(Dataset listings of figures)
- - - - -

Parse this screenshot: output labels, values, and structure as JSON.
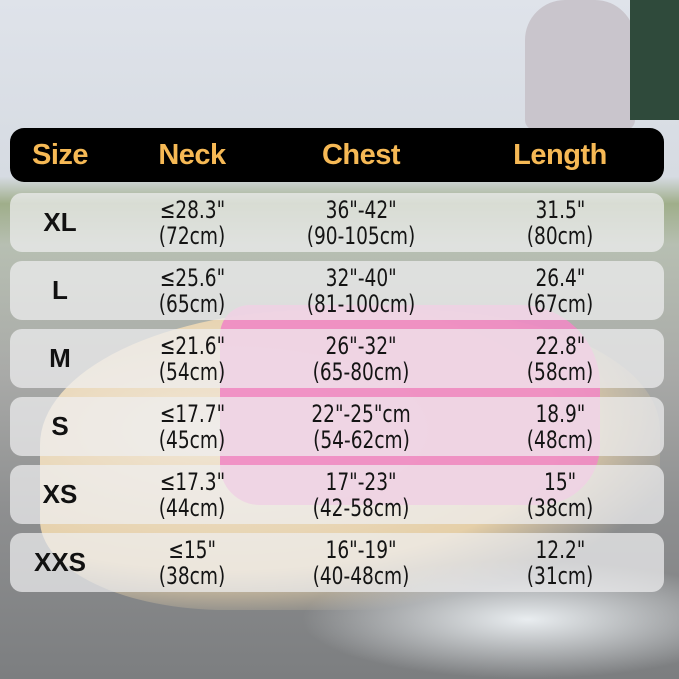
{
  "headers": [
    "Size",
    "Neck",
    "Chest",
    "Length"
  ],
  "rows": [
    {
      "size": "XL",
      "neck": "≤28.3\"",
      "neck_cm": "(72cm)",
      "chest": "36\"-42\"",
      "chest_cm": "(90-105cm)",
      "length": "31.5\"",
      "length_cm": "(80cm)"
    },
    {
      "size": "L",
      "neck": "≤25.6\"",
      "neck_cm": "(65cm)",
      "chest": "32\"-40\"",
      "chest_cm": "(81-100cm)",
      "length": "26.4\"",
      "length_cm": "(67cm)"
    },
    {
      "size": "M",
      "neck": "≤21.6\"",
      "neck_cm": "(54cm)",
      "chest": "26\"-32\"",
      "chest_cm": "(65-80cm)",
      "length": "22.8\"",
      "length_cm": "(58cm)"
    },
    {
      "size": "S",
      "neck": "≤17.7\"",
      "neck_cm": "(45cm)",
      "chest": "22\"-25\"cm",
      "chest_cm": "(54-62cm)",
      "length": "18.9\"",
      "length_cm": "(48cm)"
    },
    {
      "size": "XS",
      "neck": "≤17.3\"",
      "neck_cm": "(44cm)",
      "chest": "17\"-23\"",
      "chest_cm": "(42-58cm)",
      "length": "15\"",
      "length_cm": "(38cm)"
    },
    {
      "size": "XXS",
      "neck": "≤15\"",
      "neck_cm": "(38cm)",
      "chest": "16\"-19\"",
      "chest_cm": "(40-48cm)",
      "length": "12.2\"",
      "length_cm": "(31cm)"
    }
  ],
  "colors": {
    "header_bg": "#000000",
    "header_text": "#f6b955",
    "coat": "#f08ac4"
  }
}
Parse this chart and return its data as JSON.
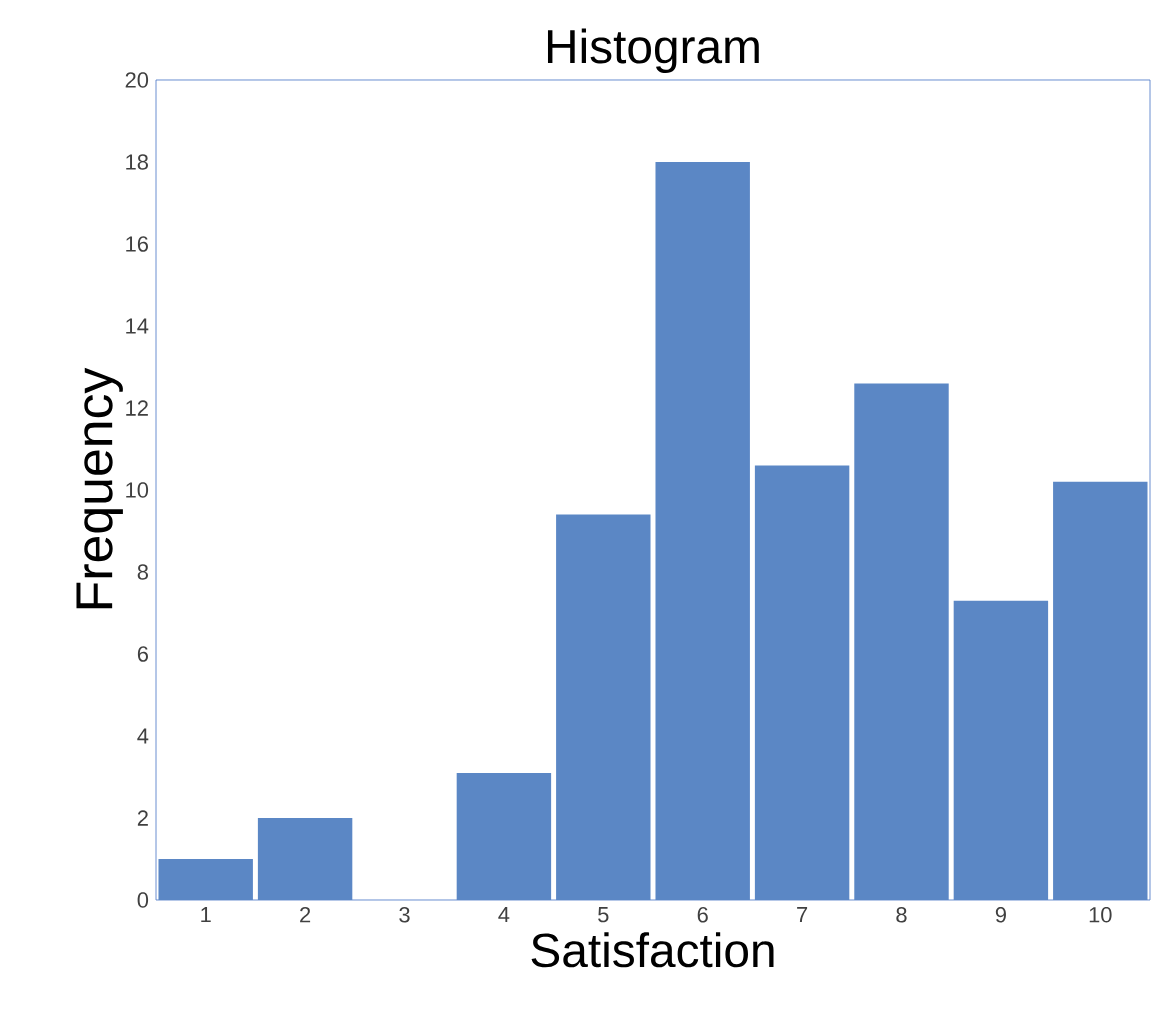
{
  "chart_data": {
    "type": "bar",
    "title": "Histogram",
    "xlabel": "Satisfaction",
    "ylabel": "Frequency",
    "categories": [
      "1",
      "2",
      "3",
      "4",
      "5",
      "6",
      "7",
      "8",
      "9",
      "10"
    ],
    "values": [
      1,
      2,
      0,
      3.1,
      9.4,
      18,
      10.6,
      12.6,
      7.3,
      10.2
    ],
    "color": "#5b87c5",
    "ylim": [
      0,
      20
    ],
    "yticks": [
      0,
      2,
      4,
      6,
      8,
      10,
      12,
      14,
      16,
      18,
      20
    ],
    "grid": false
  }
}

- - - - -

Determine the number of lines in the entries above where the string "Parse" appears. Answer with the number alone.

▶ **In response**
2